>> START Data shown

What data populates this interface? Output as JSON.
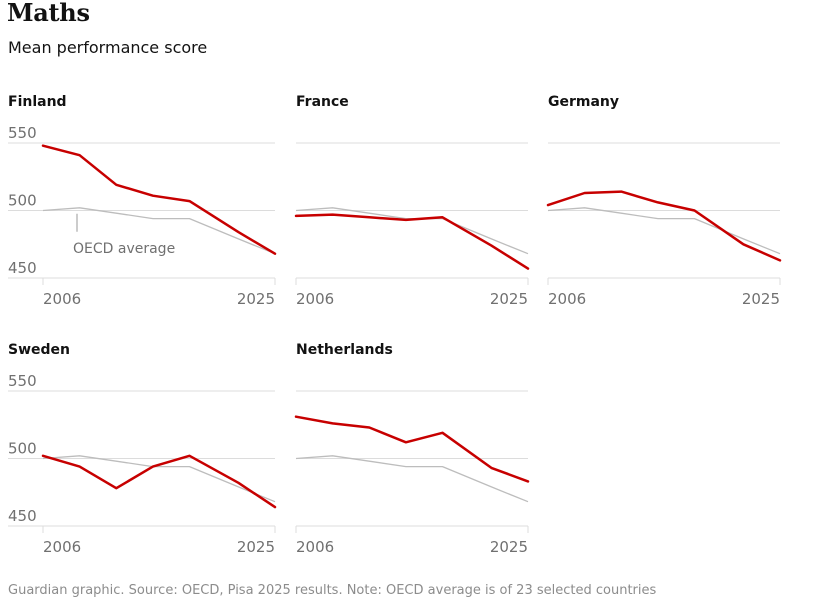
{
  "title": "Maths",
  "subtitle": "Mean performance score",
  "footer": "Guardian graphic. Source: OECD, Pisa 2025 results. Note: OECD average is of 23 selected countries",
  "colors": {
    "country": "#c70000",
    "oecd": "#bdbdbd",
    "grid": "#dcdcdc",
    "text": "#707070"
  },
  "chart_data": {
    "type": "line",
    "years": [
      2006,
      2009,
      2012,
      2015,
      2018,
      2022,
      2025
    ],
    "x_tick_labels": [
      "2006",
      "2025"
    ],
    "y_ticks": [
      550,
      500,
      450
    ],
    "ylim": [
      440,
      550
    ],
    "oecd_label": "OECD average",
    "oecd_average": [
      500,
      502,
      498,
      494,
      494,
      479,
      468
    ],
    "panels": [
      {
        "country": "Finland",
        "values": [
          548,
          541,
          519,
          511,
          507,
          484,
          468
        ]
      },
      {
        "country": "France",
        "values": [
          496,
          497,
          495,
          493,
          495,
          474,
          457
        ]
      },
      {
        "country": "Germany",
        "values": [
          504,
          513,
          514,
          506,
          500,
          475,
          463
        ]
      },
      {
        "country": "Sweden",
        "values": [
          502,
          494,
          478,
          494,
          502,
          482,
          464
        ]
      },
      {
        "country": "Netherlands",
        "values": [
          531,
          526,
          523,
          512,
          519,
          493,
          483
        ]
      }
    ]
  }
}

>> END Data shown
>> START Data shown

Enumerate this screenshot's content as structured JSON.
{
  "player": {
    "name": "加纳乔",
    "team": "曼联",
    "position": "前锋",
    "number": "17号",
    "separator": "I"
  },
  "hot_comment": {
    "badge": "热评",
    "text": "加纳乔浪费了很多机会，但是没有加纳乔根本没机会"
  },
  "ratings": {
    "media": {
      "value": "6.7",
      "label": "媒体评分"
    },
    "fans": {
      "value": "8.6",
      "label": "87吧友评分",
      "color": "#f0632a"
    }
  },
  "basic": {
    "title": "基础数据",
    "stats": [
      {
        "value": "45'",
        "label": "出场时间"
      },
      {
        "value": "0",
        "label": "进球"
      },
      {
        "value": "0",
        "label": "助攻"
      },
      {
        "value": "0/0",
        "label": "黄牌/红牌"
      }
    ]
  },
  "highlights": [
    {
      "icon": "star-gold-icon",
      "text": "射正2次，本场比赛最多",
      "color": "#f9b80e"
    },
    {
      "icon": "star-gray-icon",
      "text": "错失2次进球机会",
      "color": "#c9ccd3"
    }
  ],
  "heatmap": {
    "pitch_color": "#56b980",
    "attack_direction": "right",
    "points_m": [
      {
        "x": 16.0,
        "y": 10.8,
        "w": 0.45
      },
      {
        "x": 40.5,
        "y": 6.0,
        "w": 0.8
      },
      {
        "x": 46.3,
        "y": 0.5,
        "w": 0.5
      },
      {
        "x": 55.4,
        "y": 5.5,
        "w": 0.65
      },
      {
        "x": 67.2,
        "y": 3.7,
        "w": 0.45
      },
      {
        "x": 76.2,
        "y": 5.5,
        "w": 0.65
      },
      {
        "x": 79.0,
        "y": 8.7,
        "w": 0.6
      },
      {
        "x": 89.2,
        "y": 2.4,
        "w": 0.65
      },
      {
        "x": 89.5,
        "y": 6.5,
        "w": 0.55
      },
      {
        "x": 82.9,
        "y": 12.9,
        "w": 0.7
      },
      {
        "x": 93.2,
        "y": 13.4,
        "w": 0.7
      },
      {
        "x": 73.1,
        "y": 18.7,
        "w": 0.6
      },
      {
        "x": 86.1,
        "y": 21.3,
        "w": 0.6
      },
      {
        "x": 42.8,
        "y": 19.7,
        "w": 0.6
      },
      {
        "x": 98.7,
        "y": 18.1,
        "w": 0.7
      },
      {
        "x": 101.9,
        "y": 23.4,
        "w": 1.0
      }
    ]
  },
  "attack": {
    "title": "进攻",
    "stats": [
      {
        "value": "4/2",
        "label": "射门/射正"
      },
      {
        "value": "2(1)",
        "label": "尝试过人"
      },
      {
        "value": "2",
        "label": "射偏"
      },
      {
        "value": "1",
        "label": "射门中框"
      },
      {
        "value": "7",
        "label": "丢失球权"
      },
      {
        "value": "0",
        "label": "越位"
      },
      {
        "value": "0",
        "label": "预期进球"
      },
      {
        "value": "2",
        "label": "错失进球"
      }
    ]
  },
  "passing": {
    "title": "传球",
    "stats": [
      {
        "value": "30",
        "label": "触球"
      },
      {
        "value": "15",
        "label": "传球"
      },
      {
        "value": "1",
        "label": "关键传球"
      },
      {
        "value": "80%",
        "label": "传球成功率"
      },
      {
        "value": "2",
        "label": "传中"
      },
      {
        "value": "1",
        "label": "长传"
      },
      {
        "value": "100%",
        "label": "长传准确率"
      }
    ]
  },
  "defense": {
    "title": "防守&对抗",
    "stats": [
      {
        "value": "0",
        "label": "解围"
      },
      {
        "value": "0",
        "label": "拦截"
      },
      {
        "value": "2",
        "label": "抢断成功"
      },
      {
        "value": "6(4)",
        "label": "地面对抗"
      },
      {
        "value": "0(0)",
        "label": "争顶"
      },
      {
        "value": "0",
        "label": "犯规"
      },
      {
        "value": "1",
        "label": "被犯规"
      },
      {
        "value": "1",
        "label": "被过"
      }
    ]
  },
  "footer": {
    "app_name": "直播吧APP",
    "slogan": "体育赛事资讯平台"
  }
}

>> END Data shown
>> START Data shown

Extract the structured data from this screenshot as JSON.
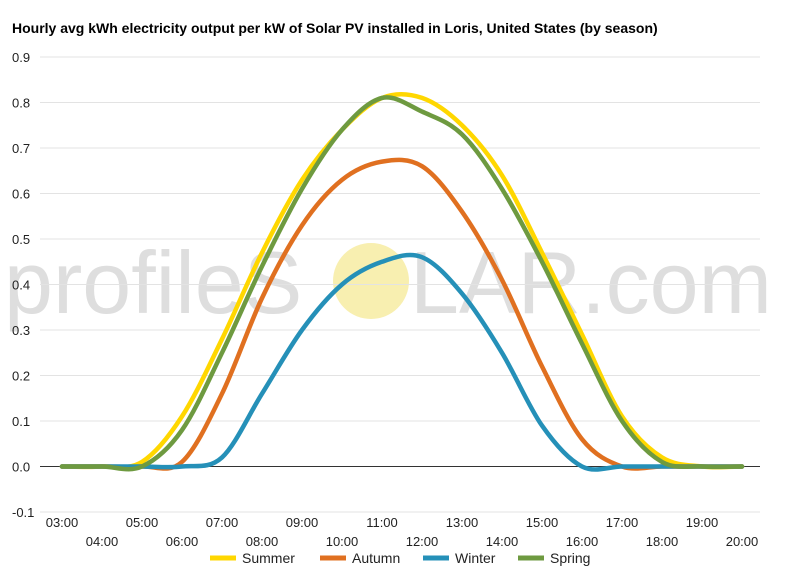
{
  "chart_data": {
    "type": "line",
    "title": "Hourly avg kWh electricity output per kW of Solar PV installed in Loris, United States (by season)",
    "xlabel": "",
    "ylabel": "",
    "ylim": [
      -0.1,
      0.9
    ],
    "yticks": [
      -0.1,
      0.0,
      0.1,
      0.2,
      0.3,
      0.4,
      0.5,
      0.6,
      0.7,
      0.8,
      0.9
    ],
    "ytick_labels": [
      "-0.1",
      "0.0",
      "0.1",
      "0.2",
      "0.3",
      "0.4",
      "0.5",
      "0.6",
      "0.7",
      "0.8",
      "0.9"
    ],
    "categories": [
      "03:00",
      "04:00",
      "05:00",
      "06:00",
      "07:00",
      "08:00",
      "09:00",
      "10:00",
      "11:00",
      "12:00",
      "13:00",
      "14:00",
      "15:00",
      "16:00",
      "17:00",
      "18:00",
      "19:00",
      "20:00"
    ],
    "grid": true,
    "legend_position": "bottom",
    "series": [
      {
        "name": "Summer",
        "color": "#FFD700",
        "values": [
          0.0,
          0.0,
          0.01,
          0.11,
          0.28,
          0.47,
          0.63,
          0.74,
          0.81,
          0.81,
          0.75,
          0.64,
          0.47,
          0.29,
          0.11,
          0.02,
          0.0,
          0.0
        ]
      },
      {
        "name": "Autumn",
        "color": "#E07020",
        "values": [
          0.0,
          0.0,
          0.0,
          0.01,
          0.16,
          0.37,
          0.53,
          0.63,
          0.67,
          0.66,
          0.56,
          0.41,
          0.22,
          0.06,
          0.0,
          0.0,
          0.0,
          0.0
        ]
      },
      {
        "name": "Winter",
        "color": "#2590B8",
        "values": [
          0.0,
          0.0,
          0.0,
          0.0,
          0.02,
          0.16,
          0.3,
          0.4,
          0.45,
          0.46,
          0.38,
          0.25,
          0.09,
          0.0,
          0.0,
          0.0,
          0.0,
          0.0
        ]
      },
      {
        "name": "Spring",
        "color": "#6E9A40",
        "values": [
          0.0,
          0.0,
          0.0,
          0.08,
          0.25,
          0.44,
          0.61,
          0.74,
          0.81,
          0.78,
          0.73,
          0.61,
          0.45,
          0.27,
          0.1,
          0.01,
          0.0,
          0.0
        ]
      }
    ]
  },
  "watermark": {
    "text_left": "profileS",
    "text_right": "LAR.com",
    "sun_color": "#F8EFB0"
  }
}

>> END Data shown

Count every line in the entries above where the word "this" appears; respond with the number alone.

# [Expected answer]
3